Provided material:
━━━━━━━━
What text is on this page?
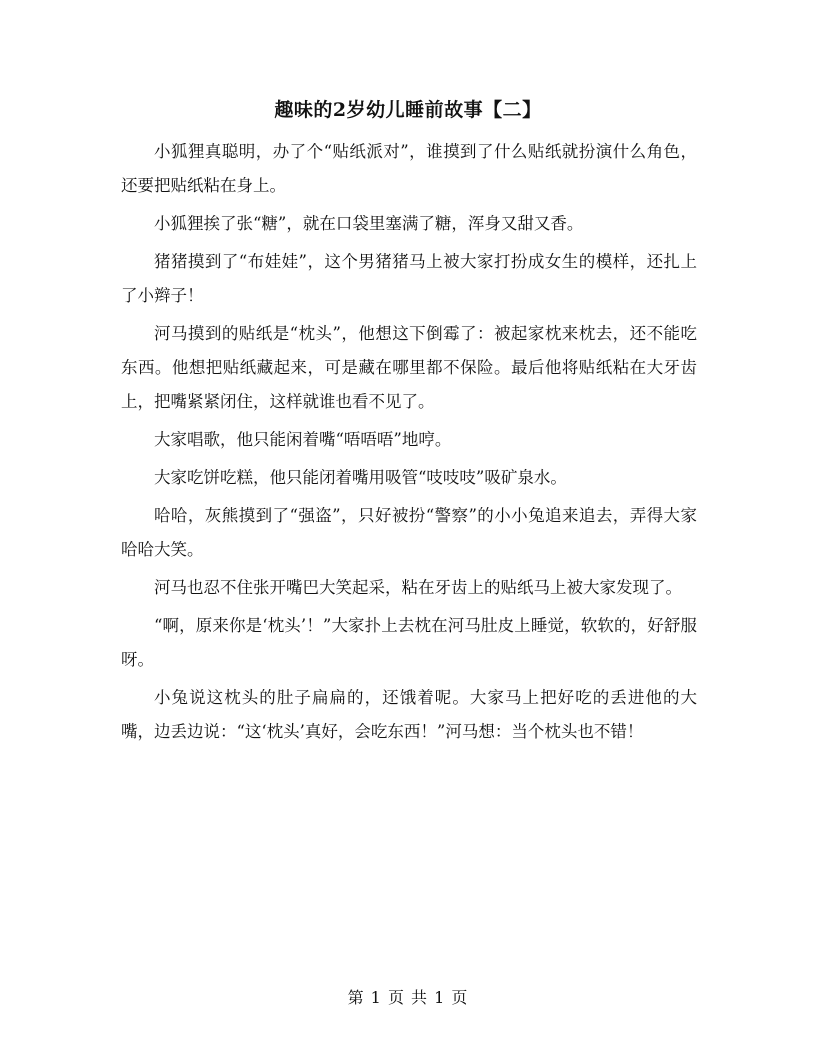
趣味的2岁幼儿睡前故事【二】

小狐狸真聪明，办了个“贴纸派对”，谁摸到了什么贴纸就扮演什么角色，还要把贴纸粘在身上。

小狐狸挨了张“糖”，就在口袋里塞满了糖，浑身又甜又香。

猪猪摸到了“布娃娃”，这个男猪猪马上被大家打扮成女生的模样，还扎上了小辫子！

河马摸到的贴纸是“枕头”，他想这下倒霉了：被起家枕来枕去，还不能吃东西。他想把贴纸藏起来，可是藏在哪里都不保险。最后他将贴纸粘在大牙齿上，把嘴紧紧闭住，这样就谁也看不见了。

大家唱歌，他只能闲着嘴“唔唔唔”地哼。

大家吃饼吃糕，他只能闭着嘴用吸管“吱吱吱”吸矿泉水。

哈哈，灰熊摸到了“强盗”，只好被扮“警察”的小小兔追来追去，弄得大家哈哈大笑。

河马也忍不住张开嘴巴大笑起采，粘在牙齿上的贴纸马上被大家发现了。

“啊，原来你是‘枕头’！”大家扑上去枕在河马肚皮上睡觉，软软的，好舒服呀。

小兔说这枕头的肚子扁扁的，还饿着呢。大家马上把好吃的丢进他的大嘴，边丢边说：“这‘枕头’真好，会吃东西！”河马想：当个枕头也不错！

第 1 页 共 1 页
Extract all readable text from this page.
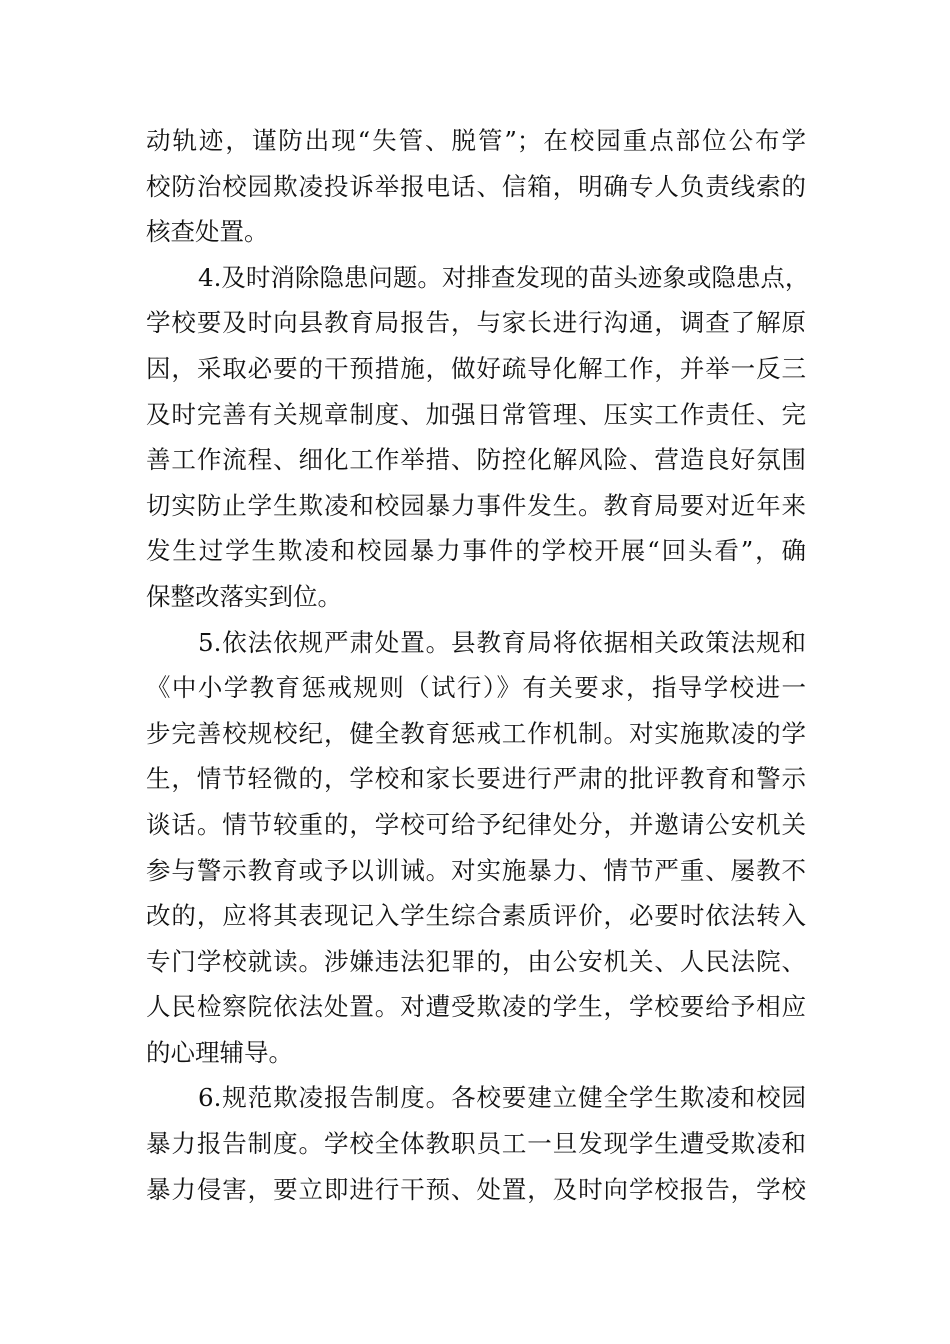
动轨迹，谨防出现“失管、脱管”；在校园重点部位公布学
校防治校园欺凌投诉举报电话、信箱，明确专人负责线索的
核查处置。
4.及时消除隐患问题。对排查发现的苗头迹象或隐患点，
学校要及时向县教育局报告，与家长进行沟通，调查了解原
因，采取必要的干预措施，做好疏导化解工作，并举一反三
及时完善有关规章制度、加强日常管理、压实工作责任、完
善工作流程、细化工作举措、防控化解风险、营造良好氛围
切实防止学生欺凌和校园暴力事件发生。教育局要对近年来
发生过学生欺凌和校园暴力事件的学校开展“回头看”，确
保整改落实到位。
5.依法依规严肃处置。县教育局将依据相关政策法规和
《中小学教育惩戒规则（试行）》有关要求，指导学校进一
步完善校规校纪，健全教育惩戒工作机制。对实施欺凌的学
生，情节轻微的，学校和家长要进行严肃的批评教育和警示
谈话。情节较重的，学校可给予纪律处分，并邀请公安机关
参与警示教育或予以训诫。对实施暴力、情节严重、屡教不
改的，应将其表现记入学生综合素质评价，必要时依法转入
专门学校就读。涉嫌违法犯罪的，由公安机关、人民法院、
人民检察院依法处置。对遭受欺凌的学生，学校要给予相应
的心理辅导。
6.规范欺凌报告制度。各校要建立健全学生欺凌和校园
暴力报告制度。学校全体教职员工一旦发现学生遭受欺凌和
暴力侵害，要立即进行干预、处置，及时向学校报告，学校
━━━━━━━━
Requirements:
Pictures don't belong in the copy. Transcribe every record exactly as it appears.

Solution for this exercise:
What text is on this page?
趣味的2岁幼儿睡前故事【二】

小狐狸真聪明，办了个“贴纸派对”，谁摸到了什么贴纸就扮演什么角色，还要把贴纸粘在身上。

小狐狸挨了张“糖”，就在口袋里塞满了糖，浑身又甜又香。

猪猪摸到了“布娃娃”，这个男猪猪马上被大家打扮成女生的模样，还扎上了小辫子！

河马摸到的贴纸是“枕头”，他想这下倒霉了：被起家枕来枕去，还不能吃东西。他想把贴纸藏起来，可是藏在哪里都不保险。最后他将贴纸粘在大牙齿上，把嘴紧紧闭住，这样就谁也看不见了。

大家唱歌，他只能闲着嘴“唔唔唔”地哼。

大家吃饼吃糕，他只能闭着嘴用吸管“吱吱吱”吸矿泉水。

哈哈，灰熊摸到了“强盗”，只好被扮“警察”的小小兔追来追去，弄得大家哈哈大笑。

河马也忍不住张开嘴巴大笑起采，粘在牙齿上的贴纸马上被大家发现了。

“啊，原来你是‘枕头’！”大家扑上去枕在河马肚皮上睡觉，软软的，好舒服呀。

小兔说这枕头的肚子扁扁的，还饿着呢。大家马上把好吃的丢进他的大嘴，边丢边说：“这‘枕头’真好，会吃东西！”河马想：当个枕头也不错！

第 1 页 共 1 页
Extract all readable text from this page.
动轨迹，谨防出现“失管、脱管”；在校园重点部位公布学
校防治校园欺凌投诉举报电话、信箱，明确专人负责线索的
核查处置。
4.及时消除隐患问题。对排查发现的苗头迹象或隐患点，
学校要及时向县教育局报告，与家长进行沟通，调查了解原
因，采取必要的干预措施，做好疏导化解工作，并举一反三
及时完善有关规章制度、加强日常管理、压实工作责任、完
善工作流程、细化工作举措、防控化解风险、营造良好氛围
切实防止学生欺凌和校园暴力事件发生。教育局要对近年来
发生过学生欺凌和校园暴力事件的学校开展“回头看”，确
保整改落实到位。
5.依法依规严肃处置。县教育局将依据相关政策法规和
《中小学教育惩戒规则（试行）》有关要求，指导学校进一
步完善校规校纪，健全教育惩戒工作机制。对实施欺凌的学
生，情节轻微的，学校和家长要进行严肃的批评教育和警示
谈话。情节较重的，学校可给予纪律处分，并邀请公安机关
参与警示教育或予以训诫。对实施暴力、情节严重、屡教不
改的，应将其表现记入学生综合素质评价，必要时依法转入
专门学校就读。涉嫌违法犯罪的，由公安机关、人民法院、
人民检察院依法处置。对遭受欺凌的学生，学校要给予相应
的心理辅导。
6.规范欺凌报告制度。各校要建立健全学生欺凌和校园
暴力报告制度。学校全体教职员工一旦发现学生遭受欺凌和
暴力侵害，要立即进行干预、处置，及时向学校报告，学校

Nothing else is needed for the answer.